## TASK DIRECTIONS:
Look through the material below. Copy every line with the string "text" in it.

## THE RECORDS:
◆ ◆ ◆ ◆ ◆
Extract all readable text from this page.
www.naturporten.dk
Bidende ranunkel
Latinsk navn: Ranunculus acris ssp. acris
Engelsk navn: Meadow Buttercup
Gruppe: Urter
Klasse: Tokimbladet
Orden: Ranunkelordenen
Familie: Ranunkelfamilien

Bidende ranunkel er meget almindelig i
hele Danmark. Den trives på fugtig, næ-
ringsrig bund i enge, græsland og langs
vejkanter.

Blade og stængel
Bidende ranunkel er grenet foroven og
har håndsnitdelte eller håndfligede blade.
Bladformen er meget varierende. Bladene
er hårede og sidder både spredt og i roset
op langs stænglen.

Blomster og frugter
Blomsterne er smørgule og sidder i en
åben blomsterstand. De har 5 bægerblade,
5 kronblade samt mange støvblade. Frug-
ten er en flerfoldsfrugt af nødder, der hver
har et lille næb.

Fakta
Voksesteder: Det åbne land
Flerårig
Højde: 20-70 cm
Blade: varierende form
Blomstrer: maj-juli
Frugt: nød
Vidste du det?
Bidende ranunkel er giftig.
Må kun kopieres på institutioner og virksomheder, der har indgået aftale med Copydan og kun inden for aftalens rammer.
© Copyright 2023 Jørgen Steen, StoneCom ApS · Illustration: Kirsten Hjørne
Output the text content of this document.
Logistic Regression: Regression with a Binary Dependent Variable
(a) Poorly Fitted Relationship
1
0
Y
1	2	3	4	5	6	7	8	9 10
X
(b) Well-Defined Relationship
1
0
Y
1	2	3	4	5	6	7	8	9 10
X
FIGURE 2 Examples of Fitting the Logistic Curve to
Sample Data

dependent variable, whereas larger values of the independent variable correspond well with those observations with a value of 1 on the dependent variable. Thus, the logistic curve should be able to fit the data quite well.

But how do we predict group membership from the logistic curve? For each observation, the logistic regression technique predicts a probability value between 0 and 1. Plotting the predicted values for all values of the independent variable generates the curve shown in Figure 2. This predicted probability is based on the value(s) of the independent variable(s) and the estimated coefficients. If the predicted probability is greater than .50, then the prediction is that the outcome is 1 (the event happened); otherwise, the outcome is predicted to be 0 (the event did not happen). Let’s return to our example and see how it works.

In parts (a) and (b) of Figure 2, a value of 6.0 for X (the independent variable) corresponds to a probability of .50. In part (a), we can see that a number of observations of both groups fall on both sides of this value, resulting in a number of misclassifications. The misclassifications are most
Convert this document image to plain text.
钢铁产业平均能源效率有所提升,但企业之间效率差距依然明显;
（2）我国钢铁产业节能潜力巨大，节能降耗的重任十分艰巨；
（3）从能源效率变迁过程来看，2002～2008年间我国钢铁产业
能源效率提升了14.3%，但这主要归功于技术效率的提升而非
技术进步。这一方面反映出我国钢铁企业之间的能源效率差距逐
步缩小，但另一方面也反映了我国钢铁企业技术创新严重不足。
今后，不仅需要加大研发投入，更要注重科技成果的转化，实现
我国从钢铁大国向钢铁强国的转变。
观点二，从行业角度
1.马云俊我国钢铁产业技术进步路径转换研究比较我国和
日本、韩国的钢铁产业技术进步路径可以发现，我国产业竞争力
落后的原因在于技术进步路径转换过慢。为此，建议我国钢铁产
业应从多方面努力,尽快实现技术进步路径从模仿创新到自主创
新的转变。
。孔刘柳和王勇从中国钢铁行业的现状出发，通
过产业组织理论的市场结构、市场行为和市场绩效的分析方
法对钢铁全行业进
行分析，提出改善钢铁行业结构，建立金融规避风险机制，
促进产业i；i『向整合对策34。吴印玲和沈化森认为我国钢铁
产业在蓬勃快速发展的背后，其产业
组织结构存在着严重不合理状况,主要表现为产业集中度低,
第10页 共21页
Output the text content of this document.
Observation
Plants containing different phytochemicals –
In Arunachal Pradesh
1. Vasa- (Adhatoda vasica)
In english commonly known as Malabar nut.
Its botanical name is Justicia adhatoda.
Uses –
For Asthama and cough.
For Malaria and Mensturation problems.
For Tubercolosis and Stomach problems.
◆ ◆ ◆ ◆ ◆
## IN RESPONSE:
Extract all readable text from this page.
Output the text content of this document.
Convert this document image to plain text.
Output the text content of this document.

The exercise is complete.